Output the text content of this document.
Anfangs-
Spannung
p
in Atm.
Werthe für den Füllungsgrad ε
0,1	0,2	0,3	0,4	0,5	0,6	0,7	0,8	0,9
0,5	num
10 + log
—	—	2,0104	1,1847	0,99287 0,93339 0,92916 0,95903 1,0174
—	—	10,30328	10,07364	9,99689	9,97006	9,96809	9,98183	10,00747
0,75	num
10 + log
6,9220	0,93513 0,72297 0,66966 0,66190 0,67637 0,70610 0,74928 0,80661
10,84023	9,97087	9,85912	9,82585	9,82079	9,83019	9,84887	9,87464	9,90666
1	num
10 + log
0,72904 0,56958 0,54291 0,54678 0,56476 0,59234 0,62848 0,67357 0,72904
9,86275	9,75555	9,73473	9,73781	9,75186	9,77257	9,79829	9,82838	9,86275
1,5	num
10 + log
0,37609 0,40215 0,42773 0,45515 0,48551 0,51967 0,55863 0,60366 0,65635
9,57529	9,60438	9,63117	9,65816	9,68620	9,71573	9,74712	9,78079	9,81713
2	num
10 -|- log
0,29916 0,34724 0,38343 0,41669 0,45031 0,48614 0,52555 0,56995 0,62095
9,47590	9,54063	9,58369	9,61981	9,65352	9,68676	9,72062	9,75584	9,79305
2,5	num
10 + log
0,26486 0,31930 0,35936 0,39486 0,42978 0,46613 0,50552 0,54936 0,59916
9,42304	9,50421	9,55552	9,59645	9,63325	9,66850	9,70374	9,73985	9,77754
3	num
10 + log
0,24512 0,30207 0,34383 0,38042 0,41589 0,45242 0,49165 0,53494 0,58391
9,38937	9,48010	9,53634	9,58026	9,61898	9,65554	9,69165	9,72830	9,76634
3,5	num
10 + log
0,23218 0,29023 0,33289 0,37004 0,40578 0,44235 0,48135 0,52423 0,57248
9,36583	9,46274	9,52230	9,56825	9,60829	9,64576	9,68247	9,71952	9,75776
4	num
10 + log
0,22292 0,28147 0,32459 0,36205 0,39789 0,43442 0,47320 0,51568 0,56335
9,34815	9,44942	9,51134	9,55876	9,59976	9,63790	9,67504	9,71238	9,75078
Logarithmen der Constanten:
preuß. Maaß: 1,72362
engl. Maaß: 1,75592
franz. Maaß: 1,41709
######
◆ **Stated problem**
Write an exact transcription of every entry above.

◆ **Complete output**
Output the text content of this document.
Anfangs-
Spannung
p
in Atm.
Werthe für den Füllungsgrad ε
0,1	0,2	0,3	0,4	0,5	0,6	0,7	0,8	0,9
0,5	num
10 + log
—	—	2,0104	1,1847	0,99287 0,93339 0,92916 0,95903 1,0174
—	—	10,30328	10,07364	9,99689	9,97006	9,96809	9,98183	10,00747
0,75	num
10 + log
6,9220	0,93513 0,72297 0,66966 0,66190 0,67637 0,70610 0,74928 0,80661
10,84023	9,97087	9,85912	9,82585	9,82079	9,83019	9,84887	9,87464	9,90666
1	num
10 + log
0,72904 0,56958 0,54291 0,54678 0,56476 0,59234 0,62848 0,67357 0,72904
9,86275	9,75555	9,73473	9,73781	9,75186	9,77257	9,79829	9,82838	9,86275
1,5	num
10 + log
0,37609 0,40215 0,42773 0,45515 0,48551 0,51967 0,55863 0,60366 0,65635
9,57529	9,60438	9,63117	9,65816	9,68620	9,71573	9,74712	9,78079	9,81713
2	num
10 -|- log
0,29916 0,34724 0,38343 0,41669 0,45031 0,48614 0,52555 0,56995 0,62095
9,47590	9,54063	9,58369	9,61981	9,65352	9,68676	9,72062	9,75584	9,79305
2,5	num
10 + log
0,26486 0,31930 0,35936 0,39486 0,42978 0,46613 0,50552 0,54936 0,59916
9,42304	9,50421	9,55552	9,59645	9,63325	9,66850	9,70374	9,73985	9,77754
3	num
10 + log
0,24512 0,30207 0,34383 0,38042 0,41589 0,45242 0,49165 0,53494 0,58391
9,38937	9,48010	9,53634	9,58026	9,61898	9,65554	9,69165	9,72830	9,76634
3,5	num
10 + log
0,23218 0,29023 0,33289 0,37004 0,40578 0,44235 0,48135 0,52423 0,57248
9,36583	9,46274	9,52230	9,56825	9,60829	9,64576	9,68247	9,71952	9,75776
4	num
10 + log
0,22292 0,28147 0,32459 0,36205 0,39789 0,43442 0,47320 0,51568 0,56335
9,34815	9,44942	9,51134	9,55876	9,59976	9,63790	9,67504	9,71238	9,75078
Logarithmen der Constanten:
preuß. Maaß: 1,72362
engl. Maaß: 1,75592
franz. Maaß: 1,41709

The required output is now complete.